■ **Input data**:
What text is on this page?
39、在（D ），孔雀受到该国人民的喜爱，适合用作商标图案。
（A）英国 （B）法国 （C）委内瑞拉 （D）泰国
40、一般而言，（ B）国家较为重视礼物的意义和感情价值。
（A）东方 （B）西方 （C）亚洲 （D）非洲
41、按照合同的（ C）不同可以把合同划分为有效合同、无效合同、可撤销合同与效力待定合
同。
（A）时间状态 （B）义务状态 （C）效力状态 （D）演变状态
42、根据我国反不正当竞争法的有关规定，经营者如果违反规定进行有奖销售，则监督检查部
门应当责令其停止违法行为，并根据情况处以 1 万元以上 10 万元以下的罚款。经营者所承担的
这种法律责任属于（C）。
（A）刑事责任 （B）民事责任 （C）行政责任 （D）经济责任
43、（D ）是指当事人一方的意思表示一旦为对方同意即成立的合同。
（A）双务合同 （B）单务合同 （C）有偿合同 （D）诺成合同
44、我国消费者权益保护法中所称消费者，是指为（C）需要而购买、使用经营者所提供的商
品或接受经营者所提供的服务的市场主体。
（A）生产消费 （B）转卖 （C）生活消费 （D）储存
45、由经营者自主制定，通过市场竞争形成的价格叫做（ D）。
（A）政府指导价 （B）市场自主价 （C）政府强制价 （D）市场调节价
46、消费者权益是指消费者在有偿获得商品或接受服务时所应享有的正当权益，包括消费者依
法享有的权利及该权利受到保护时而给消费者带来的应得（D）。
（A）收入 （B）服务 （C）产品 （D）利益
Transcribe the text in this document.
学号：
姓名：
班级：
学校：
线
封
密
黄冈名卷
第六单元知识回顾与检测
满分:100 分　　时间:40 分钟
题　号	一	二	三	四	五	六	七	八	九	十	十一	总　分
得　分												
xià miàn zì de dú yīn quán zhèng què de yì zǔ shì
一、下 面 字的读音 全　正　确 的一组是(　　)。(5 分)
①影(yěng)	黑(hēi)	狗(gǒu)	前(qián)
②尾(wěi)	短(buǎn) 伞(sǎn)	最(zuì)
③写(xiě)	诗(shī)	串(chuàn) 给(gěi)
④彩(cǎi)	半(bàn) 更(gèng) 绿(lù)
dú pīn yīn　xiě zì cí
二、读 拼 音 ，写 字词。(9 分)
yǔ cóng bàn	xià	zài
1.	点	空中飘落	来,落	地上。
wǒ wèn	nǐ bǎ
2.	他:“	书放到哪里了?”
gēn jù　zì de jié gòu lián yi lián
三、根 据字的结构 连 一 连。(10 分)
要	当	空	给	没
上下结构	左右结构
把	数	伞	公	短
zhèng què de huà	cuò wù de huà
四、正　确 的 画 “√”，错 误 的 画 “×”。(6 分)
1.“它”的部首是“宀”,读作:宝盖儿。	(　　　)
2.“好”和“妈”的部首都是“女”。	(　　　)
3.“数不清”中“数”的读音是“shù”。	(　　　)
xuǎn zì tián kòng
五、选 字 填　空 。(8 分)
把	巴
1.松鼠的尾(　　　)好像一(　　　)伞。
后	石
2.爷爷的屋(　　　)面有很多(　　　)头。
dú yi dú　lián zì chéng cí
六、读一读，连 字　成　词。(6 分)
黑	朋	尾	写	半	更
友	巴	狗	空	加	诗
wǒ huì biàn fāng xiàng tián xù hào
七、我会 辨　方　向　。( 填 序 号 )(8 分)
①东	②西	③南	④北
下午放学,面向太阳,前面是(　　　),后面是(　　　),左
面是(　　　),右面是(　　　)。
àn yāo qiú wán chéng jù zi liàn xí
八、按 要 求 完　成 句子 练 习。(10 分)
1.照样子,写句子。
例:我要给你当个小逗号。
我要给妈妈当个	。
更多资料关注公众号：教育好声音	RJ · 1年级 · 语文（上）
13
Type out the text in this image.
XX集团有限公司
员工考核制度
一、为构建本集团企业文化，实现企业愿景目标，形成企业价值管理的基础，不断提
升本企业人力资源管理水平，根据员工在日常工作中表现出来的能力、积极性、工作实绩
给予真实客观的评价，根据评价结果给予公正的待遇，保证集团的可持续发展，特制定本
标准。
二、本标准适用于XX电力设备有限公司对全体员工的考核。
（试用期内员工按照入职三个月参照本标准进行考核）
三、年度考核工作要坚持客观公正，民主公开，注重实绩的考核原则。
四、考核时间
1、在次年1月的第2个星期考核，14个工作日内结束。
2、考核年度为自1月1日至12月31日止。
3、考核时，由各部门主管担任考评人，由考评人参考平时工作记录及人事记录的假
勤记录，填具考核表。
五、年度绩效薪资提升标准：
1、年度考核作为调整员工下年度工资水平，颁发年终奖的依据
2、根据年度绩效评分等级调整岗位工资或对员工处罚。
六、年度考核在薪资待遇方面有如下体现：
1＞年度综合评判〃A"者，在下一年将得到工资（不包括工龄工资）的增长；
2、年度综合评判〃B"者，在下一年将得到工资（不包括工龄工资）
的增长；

■ **Required work**: Copy every line of the records word for word.

■ **Solved exercise**:
What text is on this page?
39、在（D ），孔雀受到该国人民的喜爱，适合用作商标图案。
（A）英国 （B）法国 （C）委内瑞拉 （D）泰国
40、一般而言，（ B）国家较为重视礼物的意义和感情价值。
（A）东方 （B）西方 （C）亚洲 （D）非洲
41、按照合同的（ C）不同可以把合同划分为有效合同、无效合同、可撤销合同与效力待定合
同。
（A）时间状态 （B）义务状态 （C）效力状态 （D）演变状态
42、根据我国反不正当竞争法的有关规定，经营者如果违反规定进行有奖销售，则监督检查部
门应当责令其停止违法行为，并根据情况处以 1 万元以上 10 万元以下的罚款。经营者所承担的
这种法律责任属于（C）。
（A）刑事责任 （B）民事责任 （C）行政责任 （D）经济责任
43、（D ）是指当事人一方的意思表示一旦为对方同意即成立的合同。
（A）双务合同 （B）单务合同 （C）有偿合同 （D）诺成合同
44、我国消费者权益保护法中所称消费者，是指为（C）需要而购买、使用经营者所提供的商
品或接受经营者所提供的服务的市场主体。
（A）生产消费 （B）转卖 （C）生活消费 （D）储存
45、由经营者自主制定，通过市场竞争形成的价格叫做（ D）。
（A）政府指导价 （B）市场自主价 （C）政府强制价 （D）市场调节价
46、消费者权益是指消费者在有偿获得商品或接受服务时所应享有的正当权益，包括消费者依
法享有的权利及该权利受到保护时而给消费者带来的应得（D）。
（A）收入 （B）服务 （C）产品 （D）利益
Transcribe the text in this document.
学号：
姓名：
班级：
学校：
线
封
密
黄冈名卷
第六单元知识回顾与检测
满分:100 分　　时间:40 分钟
题　号	一	二	三	四	五	六	七	八	九	十	十一	总　分
得　分												
xià miàn zì de dú yīn quán zhèng què de yì zǔ shì
一、下 面 字的读音 全　正　确 的一组是(　　)。(5 分)
①影(yěng)	黑(hēi)	狗(gǒu)	前(qián)
②尾(wěi)	短(buǎn) 伞(sǎn)	最(zuì)
③写(xiě)	诗(shī)	串(chuàn) 给(gěi)
④彩(cǎi)	半(bàn) 更(gèng) 绿(lù)
dú pīn yīn　xiě zì cí
二、读 拼 音 ，写 字词。(9 分)
yǔ cóng bàn	xià	zài
1.	点	空中飘落	来,落	地上。
wǒ wèn	nǐ bǎ
2.	他:“	书放到哪里了?”
gēn jù　zì de jié gòu lián yi lián
三、根 据字的结构 连 一 连。(10 分)
要	当	空	给	没
上下结构	左右结构
把	数	伞	公	短
zhèng què de huà	cuò wù de huà
四、正　确 的 画 “√”，错 误 的 画 “×”。(6 分)
1.“它”的部首是“宀”,读作:宝盖儿。	(　　　)
2.“好”和“妈”的部首都是“女”。	(　　　)
3.“数不清”中“数”的读音是“shù”。	(　　　)
xuǎn zì tián kòng
五、选 字 填　空 。(8 分)
把	巴
1.松鼠的尾(　　　)好像一(　　　)伞。
后	石
2.爷爷的屋(　　　)面有很多(　　　)头。
dú yi dú　lián zì chéng cí
六、读一读，连 字　成　词。(6 分)
黑	朋	尾	写	半	更
友	巴	狗	空	加	诗
wǒ huì biàn fāng xiàng tián xù hào
七、我会 辨　方　向　。( 填 序 号 )(8 分)
①东	②西	③南	④北
下午放学,面向太阳,前面是(　　　),后面是(　　　),左
面是(　　　),右面是(　　　)。
àn yāo qiú wán chéng jù zi liàn xí
八、按 要 求 完　成 句子 练 习。(10 分)
1.照样子,写句子。
例:我要给你当个小逗号。
我要给妈妈当个	。
更多资料关注公众号：教育好声音	RJ · 1年级 · 语文（上）
13
Type out the text in this image.
XX集团有限公司
员工考核制度
一、为构建本集团企业文化，实现企业愿景目标，形成企业价值管理的基础，不断提
升本企业人力资源管理水平，根据员工在日常工作中表现出来的能力、积极性、工作实绩
给予真实客观的评价，根据评价结果给予公正的待遇，保证集团的可持续发展，特制定本
标准。
二、本标准适用于XX电力设备有限公司对全体员工的考核。
（试用期内员工按照入职三个月参照本标准进行考核）
三、年度考核工作要坚持客观公正，民主公开，注重实绩的考核原则。
四、考核时间
1、在次年1月的第2个星期考核，14个工作日内结束。
2、考核年度为自1月1日至12月31日止。
3、考核时，由各部门主管担任考评人，由考评人参考平时工作记录及人事记录的假
勤记录，填具考核表。
五、年度绩效薪资提升标准：
1、年度考核作为调整员工下年度工资水平，颁发年终奖的依据
2、根据年度绩效评分等级调整岗位工资或对员工处罚。
六、年度考核在薪资待遇方面有如下体现：
1＞年度综合评判〃A"者，在下一年将得到工资（不包括工龄工资）的增长；
2、年度综合评判〃B"者，在下一年将得到工资（不包括工龄工资）
的增长；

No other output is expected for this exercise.